* Extracted entries:
-=-=-=-=-
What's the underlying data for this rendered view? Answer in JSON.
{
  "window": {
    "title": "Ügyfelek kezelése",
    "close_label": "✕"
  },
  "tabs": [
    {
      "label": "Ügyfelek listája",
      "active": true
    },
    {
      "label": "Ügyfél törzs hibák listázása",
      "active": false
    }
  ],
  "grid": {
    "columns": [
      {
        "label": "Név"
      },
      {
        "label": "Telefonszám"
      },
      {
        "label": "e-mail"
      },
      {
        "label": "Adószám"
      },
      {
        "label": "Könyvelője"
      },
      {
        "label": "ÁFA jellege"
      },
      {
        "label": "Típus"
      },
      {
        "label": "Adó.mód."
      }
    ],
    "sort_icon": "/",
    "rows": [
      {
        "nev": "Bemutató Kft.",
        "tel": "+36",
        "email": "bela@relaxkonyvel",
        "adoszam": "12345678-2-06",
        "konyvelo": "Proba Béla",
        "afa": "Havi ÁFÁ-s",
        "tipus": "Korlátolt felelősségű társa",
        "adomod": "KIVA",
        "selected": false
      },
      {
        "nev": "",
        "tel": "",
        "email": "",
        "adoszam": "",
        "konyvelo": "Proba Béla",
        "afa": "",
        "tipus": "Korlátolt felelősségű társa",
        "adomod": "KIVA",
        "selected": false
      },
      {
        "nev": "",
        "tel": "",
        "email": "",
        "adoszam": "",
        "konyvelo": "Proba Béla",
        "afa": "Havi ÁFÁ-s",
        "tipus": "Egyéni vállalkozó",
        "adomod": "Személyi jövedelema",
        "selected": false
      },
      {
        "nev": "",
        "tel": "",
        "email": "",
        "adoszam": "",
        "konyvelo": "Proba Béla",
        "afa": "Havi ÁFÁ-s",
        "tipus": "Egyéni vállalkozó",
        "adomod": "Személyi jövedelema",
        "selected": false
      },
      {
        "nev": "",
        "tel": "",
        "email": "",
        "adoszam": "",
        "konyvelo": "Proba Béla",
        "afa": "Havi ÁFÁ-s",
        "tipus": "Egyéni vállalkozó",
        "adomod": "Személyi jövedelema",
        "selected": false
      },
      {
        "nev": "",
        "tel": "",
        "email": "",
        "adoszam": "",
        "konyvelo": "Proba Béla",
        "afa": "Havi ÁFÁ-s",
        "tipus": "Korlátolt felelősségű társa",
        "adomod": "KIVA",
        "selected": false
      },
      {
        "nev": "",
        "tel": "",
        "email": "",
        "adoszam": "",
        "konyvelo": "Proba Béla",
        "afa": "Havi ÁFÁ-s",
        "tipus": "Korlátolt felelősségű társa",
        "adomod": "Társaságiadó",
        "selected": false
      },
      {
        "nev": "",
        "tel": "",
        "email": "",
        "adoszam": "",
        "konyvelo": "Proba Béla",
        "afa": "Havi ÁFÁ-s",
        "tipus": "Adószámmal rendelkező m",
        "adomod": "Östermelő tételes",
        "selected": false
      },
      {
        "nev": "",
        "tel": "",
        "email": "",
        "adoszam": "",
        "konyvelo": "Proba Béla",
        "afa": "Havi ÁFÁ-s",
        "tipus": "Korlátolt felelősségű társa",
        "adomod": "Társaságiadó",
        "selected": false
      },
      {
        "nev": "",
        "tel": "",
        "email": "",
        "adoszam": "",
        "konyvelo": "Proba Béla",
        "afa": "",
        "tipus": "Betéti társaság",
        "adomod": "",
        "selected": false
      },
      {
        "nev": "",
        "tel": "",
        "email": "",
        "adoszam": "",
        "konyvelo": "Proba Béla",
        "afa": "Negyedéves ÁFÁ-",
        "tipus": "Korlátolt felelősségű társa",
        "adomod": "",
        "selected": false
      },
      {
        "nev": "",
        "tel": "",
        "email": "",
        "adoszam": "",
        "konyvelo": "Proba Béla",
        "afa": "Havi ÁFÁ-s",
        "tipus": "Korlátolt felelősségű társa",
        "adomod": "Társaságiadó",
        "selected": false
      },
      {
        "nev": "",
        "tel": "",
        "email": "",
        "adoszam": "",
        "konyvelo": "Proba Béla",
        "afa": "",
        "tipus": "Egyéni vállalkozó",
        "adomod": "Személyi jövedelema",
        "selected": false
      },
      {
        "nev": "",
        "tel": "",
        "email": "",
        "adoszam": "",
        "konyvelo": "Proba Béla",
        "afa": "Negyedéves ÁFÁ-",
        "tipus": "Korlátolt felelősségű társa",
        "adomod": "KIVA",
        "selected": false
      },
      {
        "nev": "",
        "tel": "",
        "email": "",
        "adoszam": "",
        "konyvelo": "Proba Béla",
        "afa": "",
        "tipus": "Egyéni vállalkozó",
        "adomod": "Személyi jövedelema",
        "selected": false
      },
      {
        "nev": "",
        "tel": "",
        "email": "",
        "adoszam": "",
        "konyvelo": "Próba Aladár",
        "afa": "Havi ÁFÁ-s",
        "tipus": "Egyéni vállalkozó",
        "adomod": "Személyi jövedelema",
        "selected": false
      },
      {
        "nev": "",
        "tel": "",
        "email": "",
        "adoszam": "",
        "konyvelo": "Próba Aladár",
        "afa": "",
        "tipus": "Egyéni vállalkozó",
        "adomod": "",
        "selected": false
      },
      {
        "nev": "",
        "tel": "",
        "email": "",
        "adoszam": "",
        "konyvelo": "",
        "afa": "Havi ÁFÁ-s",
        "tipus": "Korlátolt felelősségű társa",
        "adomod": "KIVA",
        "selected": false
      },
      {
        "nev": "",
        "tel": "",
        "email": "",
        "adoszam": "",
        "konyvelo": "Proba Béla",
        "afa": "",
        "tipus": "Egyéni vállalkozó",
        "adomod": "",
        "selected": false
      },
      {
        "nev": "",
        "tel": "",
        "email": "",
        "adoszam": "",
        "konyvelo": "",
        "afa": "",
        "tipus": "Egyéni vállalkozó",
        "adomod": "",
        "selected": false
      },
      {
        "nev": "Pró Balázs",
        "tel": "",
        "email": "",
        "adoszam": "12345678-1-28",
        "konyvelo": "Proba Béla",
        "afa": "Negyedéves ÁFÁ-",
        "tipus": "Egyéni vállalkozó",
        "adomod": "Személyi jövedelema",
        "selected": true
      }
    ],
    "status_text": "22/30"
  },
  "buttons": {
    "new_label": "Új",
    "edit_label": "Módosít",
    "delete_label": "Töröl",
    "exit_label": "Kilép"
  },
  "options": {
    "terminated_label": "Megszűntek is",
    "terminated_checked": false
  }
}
-=-=-=-=-
* Task requirements: Output the full listing exactly as it stands.

* Exercise output:
What's the underlying data for this rendered view? Answer in JSON.
{
  "window": {
    "title": "Ügyfelek kezelése",
    "close_label": "✕"
  },
  "tabs": [
    {
      "label": "Ügyfelek listája",
      "active": true
    },
    {
      "label": "Ügyfél törzs hibák listázása",
      "active": false
    }
  ],
  "grid": {
    "columns": [
      {
        "label": "Név"
      },
      {
        "label": "Telefonszám"
      },
      {
        "label": "e-mail"
      },
      {
        "label": "Adószám"
      },
      {
        "label": "Könyvelője"
      },
      {
        "label": "ÁFA jellege"
      },
      {
        "label": "Típus"
      },
      {
        "label": "Adó.mód."
      }
    ],
    "sort_icon": "/",
    "rows": [
      {
        "nev": "Bemutató Kft.",
        "tel": "+36",
        "email": "bela@relaxkonyvel",
        "adoszam": "12345678-2-06",
        "konyvelo": "Proba Béla",
        "afa": "Havi ÁFÁ-s",
        "tipus": "Korlátolt felelősségű társa",
        "adomod": "KIVA",
        "selected": false
      },
      {
        "nev": "",
        "tel": "",
        "email": "",
        "adoszam": "",
        "konyvelo": "Proba Béla",
        "afa": "",
        "tipus": "Korlátolt felelősségű társa",
        "adomod": "KIVA",
        "selected": false
      },
      {
        "nev": "",
        "tel": "",
        "email": "",
        "adoszam": "",
        "konyvelo": "Proba Béla",
        "afa": "Havi ÁFÁ-s",
        "tipus": "Egyéni vállalkozó",
        "adomod": "Személyi jövedelema",
        "selected": false
      },
      {
        "nev": "",
        "tel": "",
        "email": "",
        "adoszam": "",
        "konyvelo": "Proba Béla",
        "afa": "Havi ÁFÁ-s",
        "tipus": "Egyéni vállalkozó",
        "adomod": "Személyi jövedelema",
        "selected": false
      },
      {
        "nev": "",
        "tel": "",
        "email": "",
        "adoszam": "",
        "konyvelo": "Proba Béla",
        "afa": "Havi ÁFÁ-s",
        "tipus": "Egyéni vállalkozó",
        "adomod": "Személyi jövedelema",
        "selected": false
      },
      {
        "nev": "",
        "tel": "",
        "email": "",
        "adoszam": "",
        "konyvelo": "Proba Béla",
        "afa": "Havi ÁFÁ-s",
        "tipus": "Korlátolt felelősségű társa",
        "adomod": "KIVA",
        "selected": false
      },
      {
        "nev": "",
        "tel": "",
        "email": "",
        "adoszam": "",
        "konyvelo": "Proba Béla",
        "afa": "Havi ÁFÁ-s",
        "tipus": "Korlátolt felelősségű társa",
        "adomod": "Társaságiadó",
        "selected": false
      },
      {
        "nev": "",
        "tel": "",
        "email": "",
        "adoszam": "",
        "konyvelo": "Proba Béla",
        "afa": "Havi ÁFÁ-s",
        "tipus": "Adószámmal rendelkező m",
        "adomod": "Östermelő tételes",
        "selected": false
      },
      {
        "nev": "",
        "tel": "",
        "email": "",
        "adoszam": "",
        "konyvelo": "Proba Béla",
        "afa": "Havi ÁFÁ-s",
        "tipus": "Korlátolt felelősségű társa",
        "adomod": "Társaságiadó",
        "selected": false
      },
      {
        "nev": "",
        "tel": "",
        "email": "",
        "adoszam": "",
        "konyvelo": "Proba Béla",
        "afa": "",
        "tipus": "Betéti társaság",
        "adomod": "",
        "selected": false
      },
      {
        "nev": "",
        "tel": "",
        "email": "",
        "adoszam": "",
        "konyvelo": "Proba Béla",
        "afa": "Negyedéves ÁFÁ-",
        "tipus": "Korlátolt felelősségű társa",
        "adomod": "",
        "selected": false
      },
      {
        "nev": "",
        "tel": "",
        "email": "",
        "adoszam": "",
        "konyvelo": "Proba Béla",
        "afa": "Havi ÁFÁ-s",
        "tipus": "Korlátolt felelősségű társa",
        "adomod": "Társaságiadó",
        "selected": false
      },
      {
        "nev": "",
        "tel": "",
        "email": "",
        "adoszam": "",
        "konyvelo": "Proba Béla",
        "afa": "",
        "tipus": "Egyéni vállalkozó",
        "adomod": "Személyi jövedelema",
        "selected": false
      },
      {
        "nev": "",
        "tel": "",
        "email": "",
        "adoszam": "",
        "konyvelo": "Proba Béla",
        "afa": "Negyedéves ÁFÁ-",
        "tipus": "Korlátolt felelősségű társa",
        "adomod": "KIVA",
        "selected": false
      },
      {
        "nev": "",
        "tel": "",
        "email": "",
        "adoszam": "",
        "konyvelo": "Proba Béla",
        "afa": "",
        "tipus": "Egyéni vállalkozó",
        "adomod": "Személyi jövedelema",
        "selected": false
      },
      {
        "nev": "",
        "tel": "",
        "email": "",
        "adoszam": "",
        "konyvelo": "Próba Aladár",
        "afa": "Havi ÁFÁ-s",
        "tipus": "Egyéni vállalkozó",
        "adomod": "Személyi jövedelema",
        "selected": false
      },
      {
        "nev": "",
        "tel": "",
        "email": "",
        "adoszam": "",
        "konyvelo": "Próba Aladár",
        "afa": "",
        "tipus": "Egyéni vállalkozó",
        "adomod": "",
        "selected": false
      },
      {
        "nev": "",
        "tel": "",
        "email": "",
        "adoszam": "",
        "konyvelo": "",
        "afa": "Havi ÁFÁ-s",
        "tipus": "Korlátolt felelősségű társa",
        "adomod": "KIVA",
        "selected": false
      },
      {
        "nev": "",
        "tel": "",
        "email": "",
        "adoszam": "",
        "konyvelo": "Proba Béla",
        "afa": "",
        "tipus": "Egyéni vállalkozó",
        "adomod": "",
        "selected": false
      },
      {
        "nev": "",
        "tel": "",
        "email": "",
        "adoszam": "",
        "konyvelo": "",
        "afa": "",
        "tipus": "Egyéni vállalkozó",
        "adomod": "",
        "selected": false
      },
      {
        "nev": "Pró Balázs",
        "tel": "",
        "email": "",
        "adoszam": "12345678-1-28",
        "konyvelo": "Proba Béla",
        "afa": "Negyedéves ÁFÁ-",
        "tipus": "Egyéni vállalkozó",
        "adomod": "Személyi jövedelema",
        "selected": true
      }
    ],
    "status_text": "22/30"
  },
  "buttons": {
    "new_label": "Új",
    "edit_label": "Módosít",
    "delete_label": "Töröl",
    "exit_label": "Kilép"
  },
  "options": {
    "terminated_label": "Megszűntek is",
    "terminated_checked": false
  }
}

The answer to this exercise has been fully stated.